» AVAILABLE DATA:
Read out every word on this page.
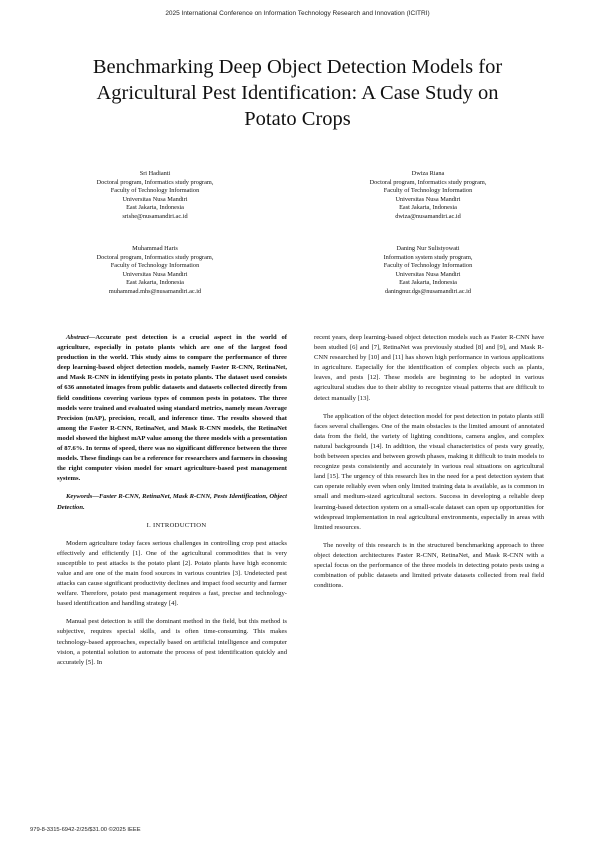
2025 International Conference on Information Technology Research and Innovation (ICITRI)
Benchmarking Deep Object Detection Models for
Agricultural Pest Identification: A Case Study on
Potato Crops
Sri Hadianti
Doctoral program, Informatics study program,
Faculty of Technology Information
Universitas Nusa Mandiri
East Jakarta, Indonesia
srishe@nusamandiri.ac.id
Dwiza Riana
Doctoral program, Informatics study program,
Faculty of Technology Information
Universitas Nusa Mandiri
East Jakarta, Indonesia
dwiza@nusamandiri.ac.id
Muhammad Haris
Doctoral program, Informatics study program,
Faculty of Technology Information
Universitas Nusa Mandiri
East Jakarta, Indonesia
muhammad.mhs@nusamandiri.ac.id
Daning Nur Sulistyowati
Information system study program,
Faculty of Technology Information
Universitas Nusa Mandiri
East Jakarta, Indonesia
daningnur.dgs@nusamandiri.ac.id

Abstract—Accurate pest detection is a crucial aspect in the world of agriculture, especially in potato plants which are one of the largest food production in the world. This study aims to compare the performance of three deep learning-based object detection models, namely Faster R-CNN, RetinaNet, and Mask R-CNN in identifying pests in potato plants. The dataset used consists of 636 annotated images from public datasets and datasets collected directly from field conditions covering various types of common pests in potatoes. The three models were trained and evaluated using standard metrics, namely mean Average Precision (mAP), precision, recall, and inference time. The results showed that among the Faster R-CNN, RetinaNet, and Mask R-CNN models, the RetinaNet model showed the highest mAP value among the three models with a presentation of 87.6%. In terms of speed, there was no significant difference between the three models. These findings can be a reference for researchers and farmers in choosing the right computer vision model for smart agriculture-based pest management systems.

Keywords—Faster R-CNN, RetinaNet, Mask R-CNN, Pests Identification, Object Detection.

I. INTRODUCTION

Modern agriculture today faces serious challenges in controlling crop pest attacks effectively and efficiently [1]. One of the agricultural commodities that is very susceptible to pest attacks is the potato plant [2]. Potato plants have high economic value and are one of the main food sources in various countries [3]. Undetected pest attacks can cause significant productivity declines and impact food security and farmer welfare. Therefore, potato pest management requires a fast, precise and technology-based identification and handling strategy [4].

Manual pest detection is still the dominant method in the field, but this method is subjective, requires special skills, and is often time-consuming. This makes technology-based approaches, especially based on artificial intelligence and computer vision, a potential solution to automate the process of pest identification quickly and accurately [5]. In

recent years, deep learning-based object detection models such as Faster R-CNN have been studied [6] and [7], RetinaNet was previously studied [8] and [9], and Mask R-CNN researched by [10] and [11] has shown high performance in various applications in agriculture. Especially for the identification of complex objects such as plants, leaves, and pests [12]. These models are beginning to be adopted in various agricultural studies due to their ability to recognize visual patterns that are difficult to detect manually [13].

The application of the object detection model for pest detection in potato plants still faces several challenges. One of the main obstacles is the limited amount of annotated data from the field, the variety of lighting conditions, camera angles, and complex natural backgrounds [14]. In addition, the visual characteristics of pests vary greatly, both between species and between growth phases, making it difficult to train models to recognize pests consistently and accurately in various real situations on agricultural land [15]. The urgency of this research lies in the need for a pest detection system that can operate reliably even when only limited training data is available, as is common in small and medium-sized agricultural sectors. Success in developing a reliable deep learning-based detection system on a small-scale dataset can open up opportunities for widespread implementation in real agricultural environments, especially in areas with limited resources.

The novelty of this research is in the structured benchmarking approach to three object detection architectures Faster R-CNN, RetinaNet, and Mask R-CNN with a special focus on the performance of the three models in detecting potato pests using a combination of public datasets and limited private datasets collected from real field conditions.

979-8-3315-6942-2/25/$31.00 ©2025 IEEE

» TASK STATEMENT: Exclude all images and restate the records above word for word.

» WRITTEN REPLY:
Read out every word on this page.
2025 International Conference on Information Technology Research and Innovation (ICITRI)
Benchmarking Deep Object Detection Models for
Agricultural Pest Identification: A Case Study on
Potato Crops
Sri Hadianti
Doctoral program, Informatics study program,
Faculty of Technology Information
Universitas Nusa Mandiri
East Jakarta, Indonesia
srishe@nusamandiri.ac.id
Dwiza Riana
Doctoral program, Informatics study program,
Faculty of Technology Information
Universitas Nusa Mandiri
East Jakarta, Indonesia
dwiza@nusamandiri.ac.id
Muhammad Haris
Doctoral program, Informatics study program,
Faculty of Technology Information
Universitas Nusa Mandiri
East Jakarta, Indonesia
muhammad.mhs@nusamandiri.ac.id
Daning Nur Sulistyowati
Information system study program,
Faculty of Technology Information
Universitas Nusa Mandiri
East Jakarta, Indonesia
daningnur.dgs@nusamandiri.ac.id

Abstract—Accurate pest detection is a crucial aspect in the world of agriculture, especially in potato plants which are one of the largest food production in the world. This study aims to compare the performance of three deep learning-based object detection models, namely Faster R-CNN, RetinaNet, and Mask R-CNN in identifying pests in potato plants. The dataset used consists of 636 annotated images from public datasets and datasets collected directly from field conditions covering various types of common pests in potatoes. The three models were trained and evaluated using standard metrics, namely mean Average Precision (mAP), precision, recall, and inference time. The results showed that among the Faster R-CNN, RetinaNet, and Mask R-CNN models, the RetinaNet model showed the highest mAP value among the three models with a presentation of 87.6%. In terms of speed, there was no significant difference between the three models. These findings can be a reference for researchers and farmers in choosing the right computer vision model for smart agriculture-based pest management systems.

Keywords—Faster R-CNN, RetinaNet, Mask R-CNN, Pests Identification, Object Detection.

I. INTRODUCTION

Modern agriculture today faces serious challenges in controlling crop pest attacks effectively and efficiently [1]. One of the agricultural commodities that is very susceptible to pest attacks is the potato plant [2]. Potato plants have high economic value and are one of the main food sources in various countries [3]. Undetected pest attacks can cause significant productivity declines and impact food security and farmer welfare. Therefore, potato pest management requires a fast, precise and technology-based identification and handling strategy [4].

Manual pest detection is still the dominant method in the field, but this method is subjective, requires special skills, and is often time-consuming. This makes technology-based approaches, especially based on artificial intelligence and computer vision, a potential solution to automate the process of pest identification quickly and accurately [5]. In

recent years, deep learning-based object detection models such as Faster R-CNN have been studied [6] and [7], RetinaNet was previously studied [8] and [9], and Mask R-CNN researched by [10] and [11] has shown high performance in various applications in agriculture. Especially for the identification of complex objects such as plants, leaves, and pests [12]. These models are beginning to be adopted in various agricultural studies due to their ability to recognize visual patterns that are difficult to detect manually [13].

The application of the object detection model for pest detection in potato plants still faces several challenges. One of the main obstacles is the limited amount of annotated data from the field, the variety of lighting conditions, camera angles, and complex natural backgrounds [14]. In addition, the visual characteristics of pests vary greatly, both between species and between growth phases, making it difficult to train models to recognize pests consistently and accurately in various real situations on agricultural land [15]. The urgency of this research lies in the need for a pest detection system that can operate reliably even when only limited training data is available, as is common in small and medium-sized agricultural sectors. Success in developing a reliable deep learning-based detection system on a small-scale dataset can open up opportunities for widespread implementation in real agricultural environments, especially in areas with limited resources.

The novelty of this research is in the structured benchmarking approach to three object detection architectures Faster R-CNN, RetinaNet, and Mask R-CNN with a special focus on the performance of the three models in detecting potato pests using a combination of public datasets and limited private datasets collected from real field conditions.

979-8-3315-6942-2/25/$31.00 ©2025 IEEE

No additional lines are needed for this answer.